Figure dataset records
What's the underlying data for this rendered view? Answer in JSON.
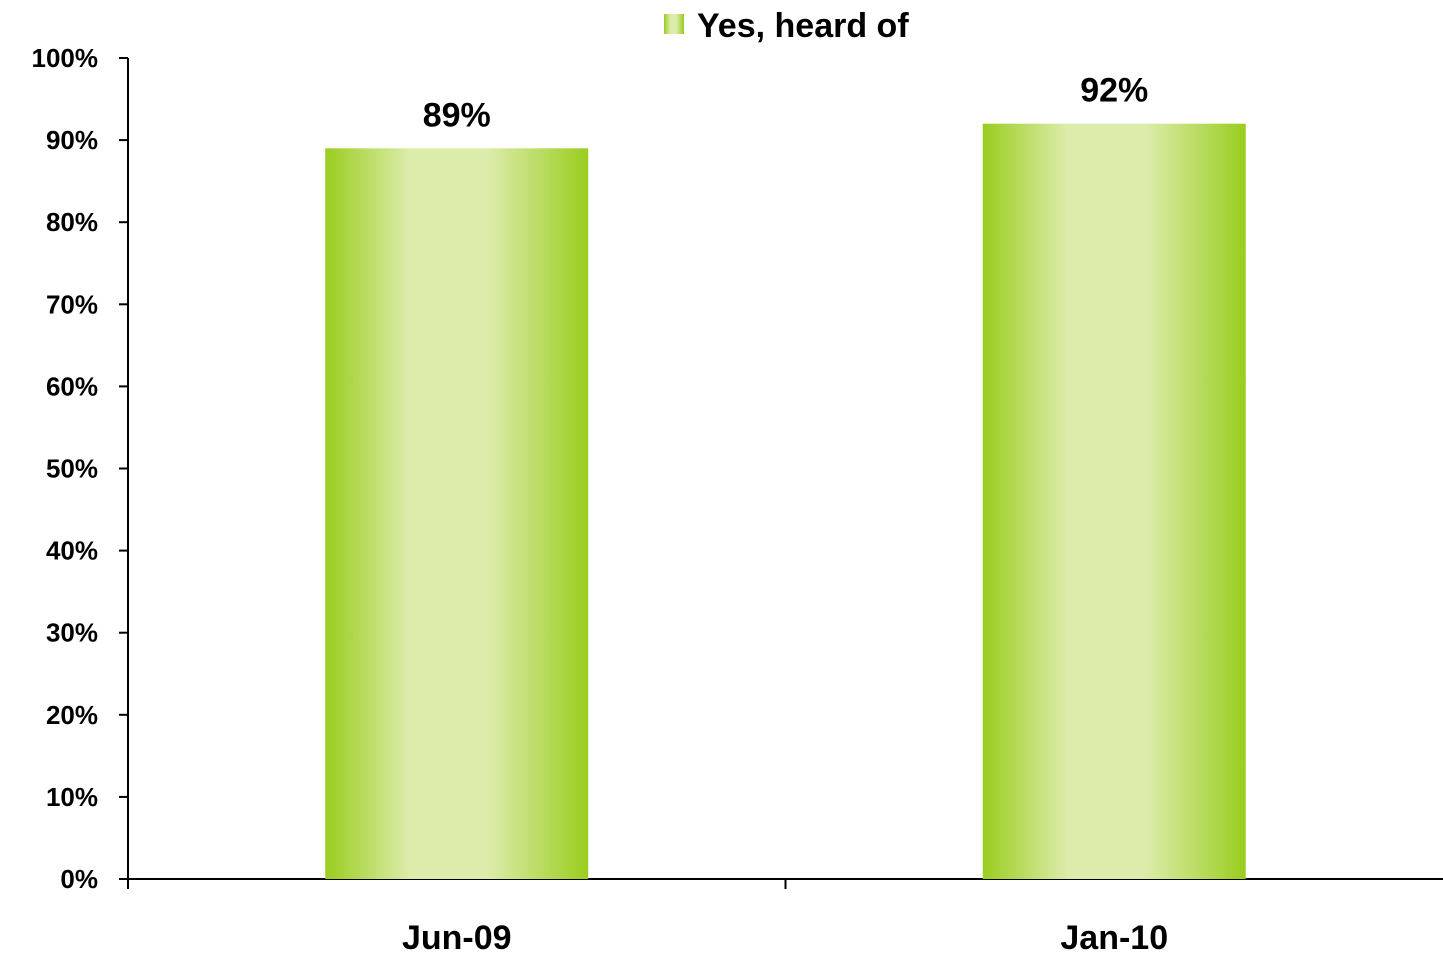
{
  "chart_data": {
    "type": "bar",
    "categories": [
      "Jun-09",
      "Jan-10"
    ],
    "series": [
      {
        "name": "Yes, heard of",
        "values": [
          89,
          92
        ],
        "data_labels": [
          "89%",
          "92%"
        ],
        "color": "#9acd1f",
        "highlight_color": "#dcecaa"
      }
    ],
    "ylim": [
      0,
      100
    ],
    "y_ticks": [
      0,
      10,
      20,
      30,
      40,
      50,
      60,
      70,
      80,
      90,
      100
    ],
    "y_tick_labels": [
      "0%",
      "10%",
      "20%",
      "30%",
      "40%",
      "50%",
      "60%",
      "70%",
      "80%",
      "90%",
      "100%"
    ],
    "legend_position": "top-center",
    "grid": false
  }
}
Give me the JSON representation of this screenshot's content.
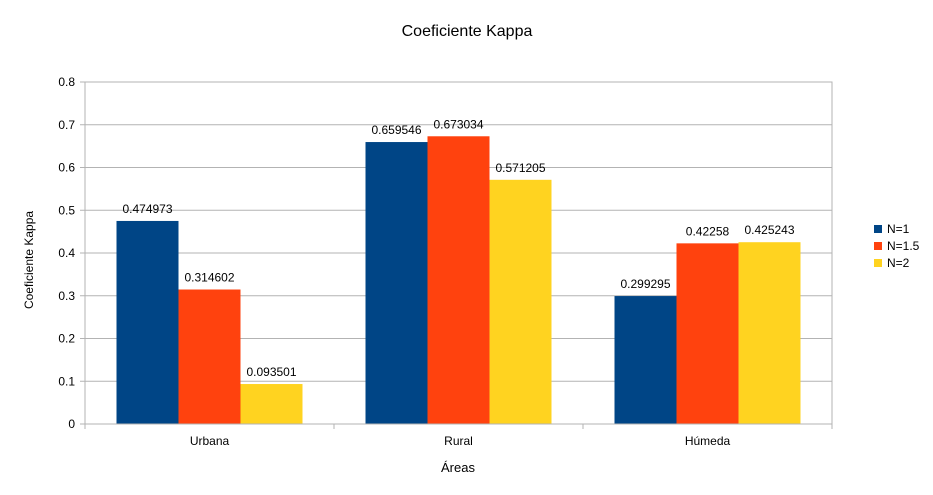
{
  "chart_data": {
    "type": "bar",
    "title": "Coeficiente Kappa",
    "xlabel": "Áreas",
    "ylabel": "Coeficiente Kappa",
    "categories": [
      "Urbana",
      "Rural",
      "Húmeda"
    ],
    "series": [
      {
        "name": "N=1",
        "values": [
          0.474973,
          0.659546,
          0.299295
        ],
        "value_labels": [
          "0.474973",
          "0.659546",
          "0.299295"
        ],
        "color": "#004586"
      },
      {
        "name": "N=1.5",
        "values": [
          0.314602,
          0.673034,
          0.42258
        ],
        "value_labels": [
          "0.314602",
          "0.673034",
          "0.42258"
        ],
        "color": "#ff420e"
      },
      {
        "name": "N=2",
        "values": [
          0.093501,
          0.571205,
          0.425243
        ],
        "value_labels": [
          "0.093501",
          "0.571205",
          "0.425243"
        ],
        "color": "#ffd320"
      }
    ],
    "ylim": [
      0,
      0.8
    ],
    "yticks": [
      "0",
      "0.1",
      "0.2",
      "0.3",
      "0.4",
      "0.5",
      "0.6",
      "0.7",
      "0.8"
    ],
    "grid": true,
    "legend": "right"
  }
}
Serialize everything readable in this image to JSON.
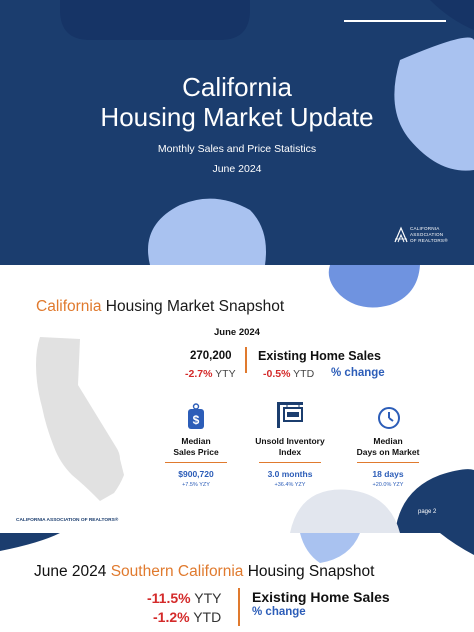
{
  "cover": {
    "title_line1": "California",
    "title_line2": "Housing Market Update",
    "subtitle": "Monthly Sales and Price Statistics",
    "date": "June 2024",
    "logo_line1": "CALIFORNIA",
    "logo_line2": "ASSOCIATION",
    "logo_line3": "OF REALTORS®"
  },
  "snapshot": {
    "title_prefix": "California",
    "title_rest": " Housing Market Snapshot",
    "period": "June 2024",
    "sales_value": "270,200",
    "sales_label": "Existing Home Sales",
    "yty_value": "-2.7%",
    "yty_label": " YTY",
    "ytd_value": "-0.5%",
    "ytd_label": " YTD",
    "pct_change_label": "% change",
    "metrics": [
      {
        "label_line1": "Median",
        "label_line2": "Sales Price",
        "value": "$900,720",
        "change": "+7.5% YZY"
      },
      {
        "label_line1": "Unsold Inventory",
        "label_line2": "Index",
        "value": "3.0 months",
        "change": "+36.4% YZY"
      },
      {
        "label_line1": "Median",
        "label_line2": "Days on Market",
        "value": "18 days",
        "change": "+20.0% YZY"
      }
    ],
    "footer_logo": "CALIFORNIA ASSOCIATION OF REALTORS®",
    "page": "page 2"
  },
  "southern": {
    "title_prefix": "June 2024 ",
    "title_region": "Southern California",
    "title_rest": " Housing Snapshot",
    "yty_value": "-11.5%",
    "yty_label": " YTY",
    "ytd_value": "-1.2%",
    "ytd_label": " YTD",
    "sales_label": "Existing Home Sales",
    "pct_change_label": "% change"
  },
  "colors": {
    "navy": "#1b3d6e",
    "light_blue": "#a9c2f0",
    "mid_blue": "#6f93e0",
    "orange": "#e07a2e",
    "red": "#d42a2a",
    "link_blue": "#2c5db8"
  }
}
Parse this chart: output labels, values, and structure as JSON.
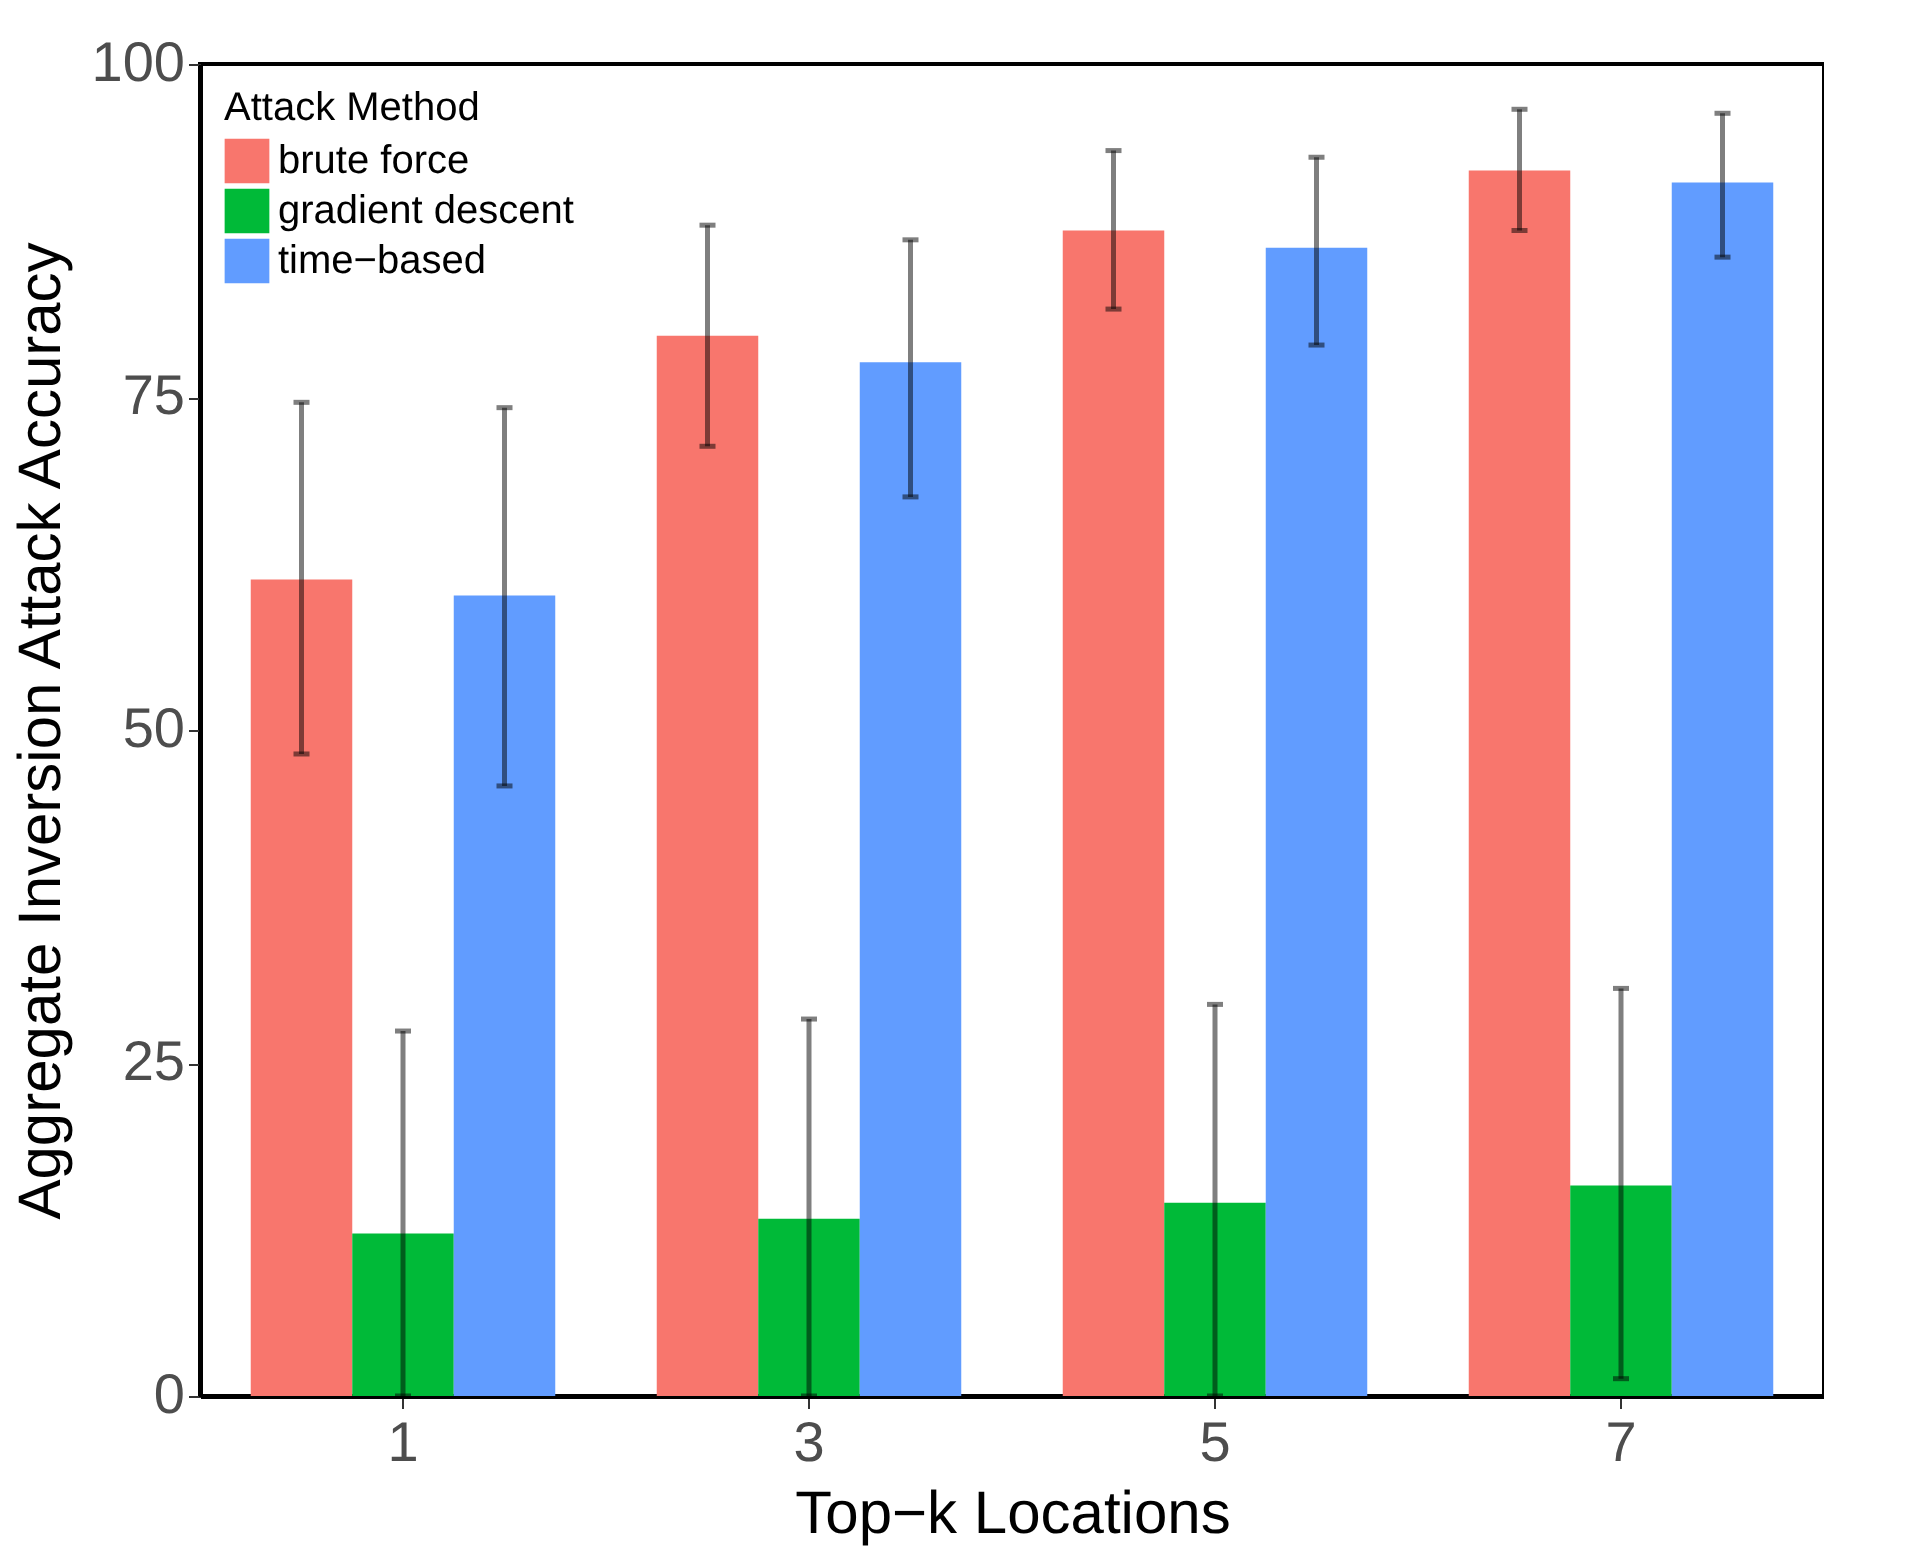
{
  "chart_data": {
    "type": "bar",
    "xlabel": "Top−k Locations",
    "ylabel": "Aggregate Inversion Attack Accuracy",
    "legend_title": "Attack Method",
    "categories": [
      "1",
      "3",
      "5",
      "7"
    ],
    "series": [
      {
        "name": "brute force",
        "color": "#f8766d",
        "values": [
          61.3,
          79.6,
          87.5,
          92.0
        ],
        "errors": [
          [
            48.2,
            74.6
          ],
          [
            71.3,
            87.9
          ],
          [
            81.6,
            93.5
          ],
          [
            87.5,
            96.6
          ]
        ]
      },
      {
        "name": "gradient descent",
        "color": "#00ba38",
        "values": [
          12.2,
          13.3,
          14.5,
          15.8
        ],
        "errors": [
          [
            0,
            27.4
          ],
          [
            0,
            28.3
          ],
          [
            0,
            29.4
          ],
          [
            1.3,
            30.6
          ]
        ]
      },
      {
        "name": "time−based",
        "color": "#619cff",
        "values": [
          60.1,
          77.6,
          86.2,
          91.1
        ],
        "errors": [
          [
            45.8,
            74.2
          ],
          [
            67.5,
            86.8
          ],
          [
            78.9,
            93.0
          ],
          [
            85.5,
            96.3
          ]
        ]
      }
    ],
    "ylim": [
      0,
      100
    ],
    "yticks": [
      0,
      25,
      50,
      75,
      100
    ],
    "grid": false,
    "legend": "top left"
  }
}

Exercise: Copy the records word for word, leaving no picture in the copy.

The reply:
What's the underlying data for this rendered view? Answer in JSON.
{
  "chart_data": {
    "type": "bar",
    "categories": [
      "Jun-09",
      "Jan-10"
    ],
    "series": [
      {
        "name": "Yes, heard of",
        "values": [
          89,
          92
        ],
        "data_labels": [
          "89%",
          "92%"
        ],
        "color": "#9acd1f",
        "highlight_color": "#dcecaa"
      }
    ],
    "ylim": [
      0,
      100
    ],
    "y_ticks": [
      0,
      10,
      20,
      30,
      40,
      50,
      60,
      70,
      80,
      90,
      100
    ],
    "y_tick_labels": [
      "0%",
      "10%",
      "20%",
      "30%",
      "40%",
      "50%",
      "60%",
      "70%",
      "80%",
      "90%",
      "100%"
    ],
    "legend_position": "top-center",
    "grid": false
  }
}
Give me the JSON representation of this screenshot's content.
{
  "chart_data": {
    "type": "bar",
    "title": "Coeficiente Kappa",
    "xlabel": "Áreas",
    "ylabel": "Coeficiente Kappa",
    "categories": [
      "Urbana",
      "Rural",
      "Húmeda"
    ],
    "series": [
      {
        "name": "N=1",
        "values": [
          0.474973,
          0.659546,
          0.299295
        ],
        "value_labels": [
          "0.474973",
          "0.659546",
          "0.299295"
        ],
        "color": "#004586"
      },
      {
        "name": "N=1.5",
        "values": [
          0.314602,
          0.673034,
          0.42258
        ],
        "value_labels": [
          "0.314602",
          "0.673034",
          "0.42258"
        ],
        "color": "#ff420e"
      },
      {
        "name": "N=2",
        "values": [
          0.093501,
          0.571205,
          0.425243
        ],
        "value_labels": [
          "0.093501",
          "0.571205",
          "0.425243"
        ],
        "color": "#ffd320"
      }
    ],
    "ylim": [
      0,
      0.8
    ],
    "yticks": [
      "0",
      "0.1",
      "0.2",
      "0.3",
      "0.4",
      "0.5",
      "0.6",
      "0.7",
      "0.8"
    ],
    "grid": true,
    "legend": "right"
  }
}
Serialize everything readable in this image to JSON.
{
  "cover": {
    "title_line1": "California",
    "title_line2": "Housing Market Update",
    "subtitle": "Monthly Sales and Price Statistics",
    "date": "June 2024",
    "logo_line1": "CALIFORNIA",
    "logo_line2": "ASSOCIATION",
    "logo_line3": "OF REALTORS®"
  },
  "snapshot": {
    "title_prefix": "California",
    "title_rest": " Housing Market Snapshot",
    "period": "June 2024",
    "sales_value": "270,200",
    "sales_label": "Existing Home Sales",
    "yty_value": "-2.7%",
    "yty_label": " YTY",
    "ytd_value": "-0.5%",
    "ytd_label": " YTD",
    "pct_change_label": "% change",
    "metrics": [
      {
        "label_line1": "Median",
        "label_line2": "Sales Price",
        "value": "$900,720",
        "change": "+7.5% YZY"
      },
      {
        "label_line1": "Unsold Inventory",
        "label_line2": "Index",
        "value": "3.0 months",
        "change": "+36.4% YZY"
      },
      {
        "label_line1": "Median",
        "label_line2": "Days on Market",
        "value": "18 days",
        "change": "+20.0% YZY"
      }
    ],
    "footer_logo": "CALIFORNIA ASSOCIATION OF REALTORS®",
    "page": "page 2"
  },
  "southern": {
    "title_prefix": "June 2024 ",
    "title_region": "Southern California",
    "title_rest": " Housing Snapshot",
    "yty_value": "-11.5%",
    "yty_label": " YTY",
    "ytd_value": "-1.2%",
    "ytd_label": " YTD",
    "sales_label": "Existing Home Sales",
    "pct_change_label": "% change"
  },
  "colors": {
    "navy": "#1b3d6e",
    "light_blue": "#a9c2f0",
    "mid_blue": "#6f93e0",
    "orange": "#e07a2e",
    "red": "#d42a2a",
    "link_blue": "#2c5db8"
  }
}
Parse this chart: output labels, values, and structure as JSON.
{
  "chart_data": {
    "type": "bar",
    "xlabel": "Top−k Locations",
    "ylabel": "Aggregate Inversion Attack Accuracy",
    "legend_title": "Attack Method",
    "categories": [
      "1",
      "3",
      "5",
      "7"
    ],
    "series": [
      {
        "name": "brute force",
        "color": "#f8766d",
        "values": [
          61.3,
          79.6,
          87.5,
          92.0
        ],
        "errors": [
          [
            48.2,
            74.6
          ],
          [
            71.3,
            87.9
          ],
          [
            81.6,
            93.5
          ],
          [
            87.5,
            96.6
          ]
        ]
      },
      {
        "name": "gradient descent",
        "color": "#00ba38",
        "values": [
          12.2,
          13.3,
          14.5,
          15.8
        ],
        "errors": [
          [
            0,
            27.4
          ],
          [
            0,
            28.3
          ],
          [
            0,
            29.4
          ],
          [
            1.3,
            30.6
          ]
        ]
      },
      {
        "name": "time−based",
        "color": "#619cff",
        "values": [
          60.1,
          77.6,
          86.2,
          91.1
        ],
        "errors": [
          [
            45.8,
            74.2
          ],
          [
            67.5,
            86.8
          ],
          [
            78.9,
            93.0
          ],
          [
            85.5,
            96.3
          ]
        ]
      }
    ],
    "ylim": [
      0,
      100
    ],
    "yticks": [
      0,
      25,
      50,
      75,
      100
    ],
    "grid": false,
    "legend": "top left"
  }
}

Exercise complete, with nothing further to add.